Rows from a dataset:
— Start —

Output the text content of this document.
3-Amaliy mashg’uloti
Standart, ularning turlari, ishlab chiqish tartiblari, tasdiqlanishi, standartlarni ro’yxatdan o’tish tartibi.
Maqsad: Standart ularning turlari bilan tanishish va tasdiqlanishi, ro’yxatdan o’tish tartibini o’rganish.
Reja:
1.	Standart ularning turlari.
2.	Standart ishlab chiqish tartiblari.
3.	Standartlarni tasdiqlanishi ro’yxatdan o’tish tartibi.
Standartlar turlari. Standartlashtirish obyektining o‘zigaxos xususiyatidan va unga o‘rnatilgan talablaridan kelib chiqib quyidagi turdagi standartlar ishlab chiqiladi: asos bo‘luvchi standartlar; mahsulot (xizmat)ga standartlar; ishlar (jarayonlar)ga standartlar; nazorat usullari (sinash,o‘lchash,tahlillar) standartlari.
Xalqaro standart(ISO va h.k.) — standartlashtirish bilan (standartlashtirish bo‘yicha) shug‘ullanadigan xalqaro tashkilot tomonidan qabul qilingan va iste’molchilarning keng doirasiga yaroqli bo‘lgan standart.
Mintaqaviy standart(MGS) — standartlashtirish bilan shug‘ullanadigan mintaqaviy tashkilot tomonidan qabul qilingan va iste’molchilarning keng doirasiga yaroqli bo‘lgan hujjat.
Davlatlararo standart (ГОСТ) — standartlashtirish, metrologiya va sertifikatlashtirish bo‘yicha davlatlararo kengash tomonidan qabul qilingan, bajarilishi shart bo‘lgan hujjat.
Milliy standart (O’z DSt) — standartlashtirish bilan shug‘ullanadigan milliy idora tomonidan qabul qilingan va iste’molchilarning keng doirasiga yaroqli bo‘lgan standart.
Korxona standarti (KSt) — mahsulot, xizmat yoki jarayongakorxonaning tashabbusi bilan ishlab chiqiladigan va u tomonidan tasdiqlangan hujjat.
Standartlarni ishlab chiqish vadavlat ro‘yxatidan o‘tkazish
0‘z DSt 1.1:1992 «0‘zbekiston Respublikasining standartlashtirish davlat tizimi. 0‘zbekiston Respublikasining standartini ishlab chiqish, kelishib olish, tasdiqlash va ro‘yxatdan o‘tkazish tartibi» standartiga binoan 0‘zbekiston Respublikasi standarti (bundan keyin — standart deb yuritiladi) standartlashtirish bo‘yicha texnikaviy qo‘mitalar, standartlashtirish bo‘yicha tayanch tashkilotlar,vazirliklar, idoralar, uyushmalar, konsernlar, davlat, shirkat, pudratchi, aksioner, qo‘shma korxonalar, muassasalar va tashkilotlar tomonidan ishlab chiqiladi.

— End —

**Instructions to follow**: Each line above must be printed exactly as it appears.

**Task result**:
Output the text content of this document.
3-Amaliy mashg’uloti
Standart, ularning turlari, ishlab chiqish tartiblari, tasdiqlanishi, standartlarni ro’yxatdan o’tish tartibi.
Maqsad: Standart ularning turlari bilan tanishish va tasdiqlanishi, ro’yxatdan o’tish tartibini o’rganish.
Reja:
1.	Standart ularning turlari.
2.	Standart ishlab chiqish tartiblari.
3.	Standartlarni tasdiqlanishi ro’yxatdan o’tish tartibi.
Standartlar turlari. Standartlashtirish obyektining o‘zigaxos xususiyatidan va unga o‘rnatilgan talablaridan kelib chiqib quyidagi turdagi standartlar ishlab chiqiladi: asos bo‘luvchi standartlar; mahsulot (xizmat)ga standartlar; ishlar (jarayonlar)ga standartlar; nazorat usullari (sinash,o‘lchash,tahlillar) standartlari.
Xalqaro standart(ISO va h.k.) — standartlashtirish bilan (standartlashtirish bo‘yicha) shug‘ullanadigan xalqaro tashkilot tomonidan qabul qilingan va iste’molchilarning keng doirasiga yaroqli bo‘lgan standart.
Mintaqaviy standart(MGS) — standartlashtirish bilan shug‘ullanadigan mintaqaviy tashkilot tomonidan qabul qilingan va iste’molchilarning keng doirasiga yaroqli bo‘lgan hujjat.
Davlatlararo standart (ГОСТ) — standartlashtirish, metrologiya va sertifikatlashtirish bo‘yicha davlatlararo kengash tomonidan qabul qilingan, bajarilishi shart bo‘lgan hujjat.
Milliy standart (O’z DSt) — standartlashtirish bilan shug‘ullanadigan milliy idora tomonidan qabul qilingan va iste’molchilarning keng doirasiga yaroqli bo‘lgan standart.
Korxona standarti (KSt) — mahsulot, xizmat yoki jarayongakorxonaning tashabbusi bilan ishlab chiqiladigan va u tomonidan tasdiqlangan hujjat.
Standartlarni ishlab chiqish vadavlat ro‘yxatidan o‘tkazish
0‘z DSt 1.1:1992 «0‘zbekiston Respublikasining standartlashtirish davlat tizimi. 0‘zbekiston Respublikasining standartini ishlab chiqish, kelishib olish, tasdiqlash va ro‘yxatdan o‘tkazish tartibi» standartiga binoan 0‘zbekiston Respublikasi standarti (bundan keyin — standart deb yuritiladi) standartlashtirish bo‘yicha texnikaviy qo‘mitalar, standartlashtirish bo‘yicha tayanch tashkilotlar,vazirliklar, idoralar, uyushmalar, konsernlar, davlat, shirkat, pudratchi, aksioner, qo‘shma korxonalar, muassasalar va tashkilotlar tomonidan ishlab chiqiladi.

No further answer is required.